* Your objective
Copy each line holding the string "title".

Dataset items:
■ ■ ■ ■ ■

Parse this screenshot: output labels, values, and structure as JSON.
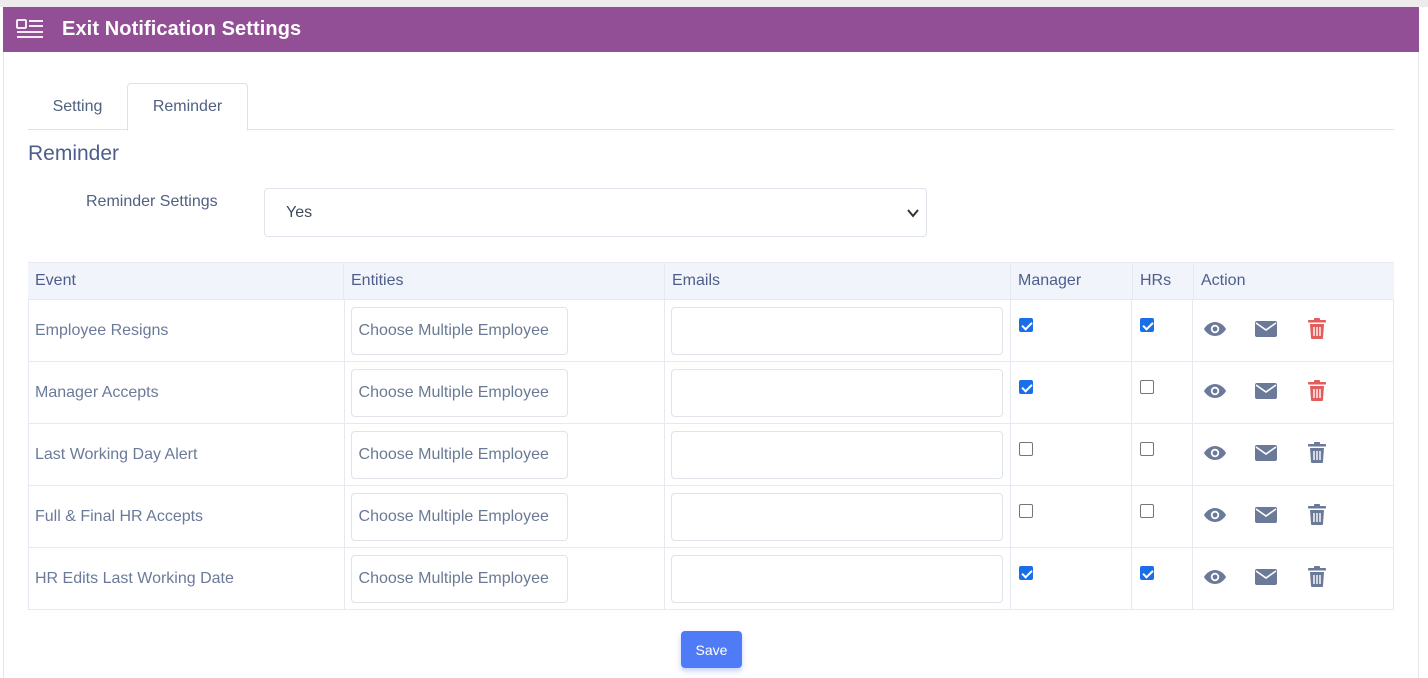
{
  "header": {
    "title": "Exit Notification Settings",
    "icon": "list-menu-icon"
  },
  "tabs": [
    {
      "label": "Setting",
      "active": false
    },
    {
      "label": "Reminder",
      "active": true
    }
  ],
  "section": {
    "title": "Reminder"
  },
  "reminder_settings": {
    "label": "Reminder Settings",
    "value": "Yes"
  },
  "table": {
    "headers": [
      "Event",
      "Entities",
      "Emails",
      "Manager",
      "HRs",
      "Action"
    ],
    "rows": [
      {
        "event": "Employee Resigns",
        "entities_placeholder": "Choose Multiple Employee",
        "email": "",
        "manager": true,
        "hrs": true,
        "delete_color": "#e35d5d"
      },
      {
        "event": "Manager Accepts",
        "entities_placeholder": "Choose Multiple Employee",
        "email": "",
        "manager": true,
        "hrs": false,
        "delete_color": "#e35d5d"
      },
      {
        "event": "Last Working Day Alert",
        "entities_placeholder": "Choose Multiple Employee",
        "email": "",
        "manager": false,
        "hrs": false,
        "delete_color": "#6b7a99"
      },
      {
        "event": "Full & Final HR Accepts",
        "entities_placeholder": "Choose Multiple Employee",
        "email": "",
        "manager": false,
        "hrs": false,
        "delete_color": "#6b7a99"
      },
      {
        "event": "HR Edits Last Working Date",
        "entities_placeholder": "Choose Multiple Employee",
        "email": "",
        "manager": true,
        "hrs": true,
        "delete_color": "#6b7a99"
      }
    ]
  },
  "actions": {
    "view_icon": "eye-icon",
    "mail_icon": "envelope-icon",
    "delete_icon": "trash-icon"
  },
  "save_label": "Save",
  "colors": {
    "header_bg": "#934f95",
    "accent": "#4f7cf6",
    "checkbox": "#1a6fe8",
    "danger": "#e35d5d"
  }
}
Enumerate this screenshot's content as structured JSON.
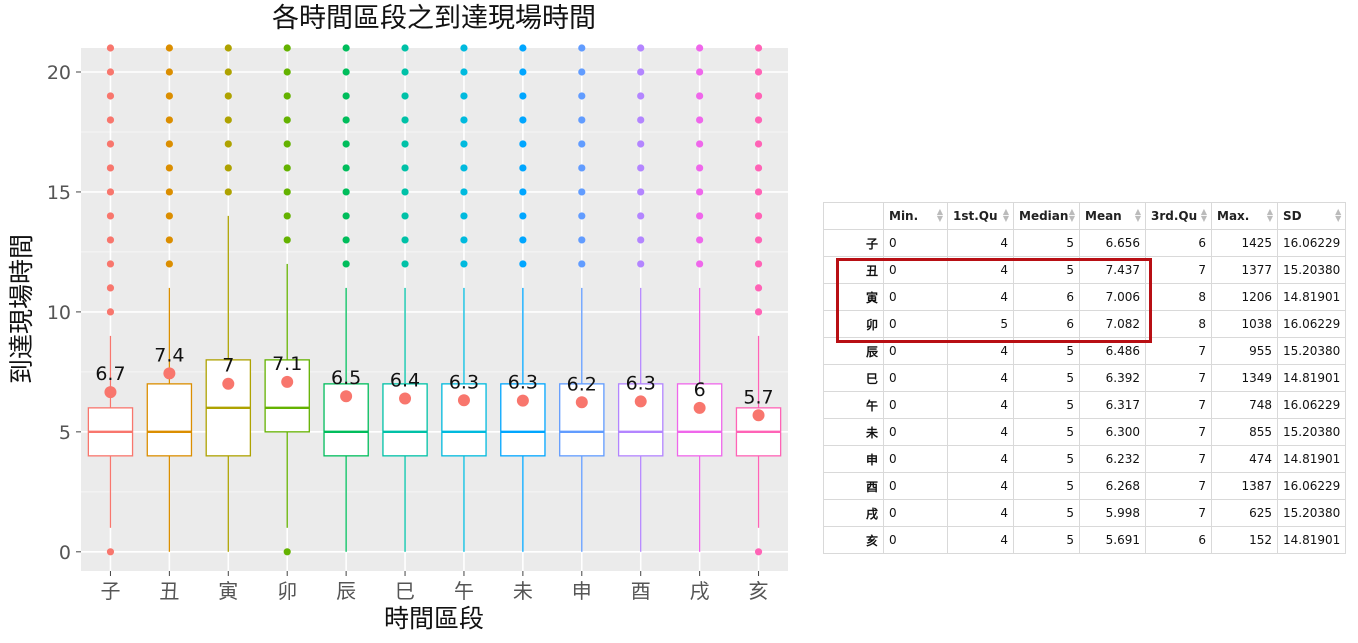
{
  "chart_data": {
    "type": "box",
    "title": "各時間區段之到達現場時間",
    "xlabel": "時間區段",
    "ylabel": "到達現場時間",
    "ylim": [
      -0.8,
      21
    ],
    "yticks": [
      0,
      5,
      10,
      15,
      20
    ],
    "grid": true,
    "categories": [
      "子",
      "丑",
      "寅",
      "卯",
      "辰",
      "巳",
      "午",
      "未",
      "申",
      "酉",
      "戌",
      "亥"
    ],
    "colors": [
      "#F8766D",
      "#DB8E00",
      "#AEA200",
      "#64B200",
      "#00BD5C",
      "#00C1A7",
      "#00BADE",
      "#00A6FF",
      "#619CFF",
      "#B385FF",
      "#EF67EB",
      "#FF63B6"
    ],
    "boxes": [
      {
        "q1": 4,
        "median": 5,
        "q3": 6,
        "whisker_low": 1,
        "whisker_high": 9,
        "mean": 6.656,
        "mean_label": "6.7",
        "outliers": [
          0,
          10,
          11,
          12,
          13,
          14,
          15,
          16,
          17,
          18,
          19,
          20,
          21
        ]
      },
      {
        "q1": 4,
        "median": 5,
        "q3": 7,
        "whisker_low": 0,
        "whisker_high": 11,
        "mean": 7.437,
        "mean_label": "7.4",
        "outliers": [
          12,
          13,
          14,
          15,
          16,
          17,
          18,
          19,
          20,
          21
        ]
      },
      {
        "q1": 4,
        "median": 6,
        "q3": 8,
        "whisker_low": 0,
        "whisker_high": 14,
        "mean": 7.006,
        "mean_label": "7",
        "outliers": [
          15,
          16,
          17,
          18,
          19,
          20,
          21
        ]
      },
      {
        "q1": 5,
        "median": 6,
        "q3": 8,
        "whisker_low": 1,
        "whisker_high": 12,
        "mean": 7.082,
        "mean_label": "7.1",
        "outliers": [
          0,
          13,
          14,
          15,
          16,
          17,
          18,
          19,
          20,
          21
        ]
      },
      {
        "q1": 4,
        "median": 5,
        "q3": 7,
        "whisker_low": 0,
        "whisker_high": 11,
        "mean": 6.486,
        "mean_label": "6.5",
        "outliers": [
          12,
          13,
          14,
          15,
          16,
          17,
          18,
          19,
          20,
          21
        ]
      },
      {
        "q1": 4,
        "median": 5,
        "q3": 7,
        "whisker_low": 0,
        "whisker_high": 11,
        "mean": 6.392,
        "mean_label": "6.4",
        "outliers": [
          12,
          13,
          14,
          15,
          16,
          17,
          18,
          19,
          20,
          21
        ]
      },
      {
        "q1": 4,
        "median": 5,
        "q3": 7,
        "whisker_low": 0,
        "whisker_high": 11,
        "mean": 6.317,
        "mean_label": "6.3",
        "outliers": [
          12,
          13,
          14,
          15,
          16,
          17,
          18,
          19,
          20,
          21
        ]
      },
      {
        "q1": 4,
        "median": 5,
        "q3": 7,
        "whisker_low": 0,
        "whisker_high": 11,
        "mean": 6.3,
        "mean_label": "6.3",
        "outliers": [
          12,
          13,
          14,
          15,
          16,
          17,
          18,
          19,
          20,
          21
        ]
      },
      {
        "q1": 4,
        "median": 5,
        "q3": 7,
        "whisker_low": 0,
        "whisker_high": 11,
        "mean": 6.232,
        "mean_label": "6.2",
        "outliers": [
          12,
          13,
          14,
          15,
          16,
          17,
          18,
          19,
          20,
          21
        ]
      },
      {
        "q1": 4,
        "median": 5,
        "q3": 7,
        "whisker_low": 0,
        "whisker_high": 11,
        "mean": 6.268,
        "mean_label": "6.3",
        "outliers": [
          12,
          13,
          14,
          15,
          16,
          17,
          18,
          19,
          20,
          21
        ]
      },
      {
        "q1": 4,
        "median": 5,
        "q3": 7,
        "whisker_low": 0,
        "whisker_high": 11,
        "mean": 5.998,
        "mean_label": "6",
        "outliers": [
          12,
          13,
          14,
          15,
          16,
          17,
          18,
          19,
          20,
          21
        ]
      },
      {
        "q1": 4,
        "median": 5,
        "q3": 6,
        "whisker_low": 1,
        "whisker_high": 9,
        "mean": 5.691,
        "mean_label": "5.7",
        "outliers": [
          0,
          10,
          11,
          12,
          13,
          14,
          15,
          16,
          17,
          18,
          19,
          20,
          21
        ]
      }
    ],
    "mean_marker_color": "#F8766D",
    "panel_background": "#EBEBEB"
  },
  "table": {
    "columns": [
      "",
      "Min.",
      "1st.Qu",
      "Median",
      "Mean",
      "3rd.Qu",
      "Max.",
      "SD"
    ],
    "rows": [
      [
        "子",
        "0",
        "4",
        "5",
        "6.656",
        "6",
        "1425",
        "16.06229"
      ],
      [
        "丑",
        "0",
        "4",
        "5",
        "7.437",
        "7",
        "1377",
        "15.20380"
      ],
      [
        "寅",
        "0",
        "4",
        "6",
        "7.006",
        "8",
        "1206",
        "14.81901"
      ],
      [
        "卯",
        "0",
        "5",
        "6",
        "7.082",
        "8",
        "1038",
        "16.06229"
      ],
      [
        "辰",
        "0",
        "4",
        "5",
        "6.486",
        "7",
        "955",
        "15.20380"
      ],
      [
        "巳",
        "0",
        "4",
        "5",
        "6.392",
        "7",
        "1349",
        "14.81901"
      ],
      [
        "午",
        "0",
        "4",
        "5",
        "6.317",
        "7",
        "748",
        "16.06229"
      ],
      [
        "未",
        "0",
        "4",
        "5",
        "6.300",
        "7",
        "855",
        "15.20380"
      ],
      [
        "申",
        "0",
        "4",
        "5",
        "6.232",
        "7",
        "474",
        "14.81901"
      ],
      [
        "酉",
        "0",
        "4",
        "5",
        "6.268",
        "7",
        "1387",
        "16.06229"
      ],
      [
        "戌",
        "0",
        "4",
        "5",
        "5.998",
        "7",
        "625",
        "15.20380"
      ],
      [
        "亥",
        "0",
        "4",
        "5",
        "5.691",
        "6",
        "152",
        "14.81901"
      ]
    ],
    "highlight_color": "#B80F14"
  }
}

■ ■ ■ ■ ■

* Answer for this exercise
    "title": "Exit Notification Settings",
    "title": "Reminder"
    "title": "各時間區段之到達現場時間",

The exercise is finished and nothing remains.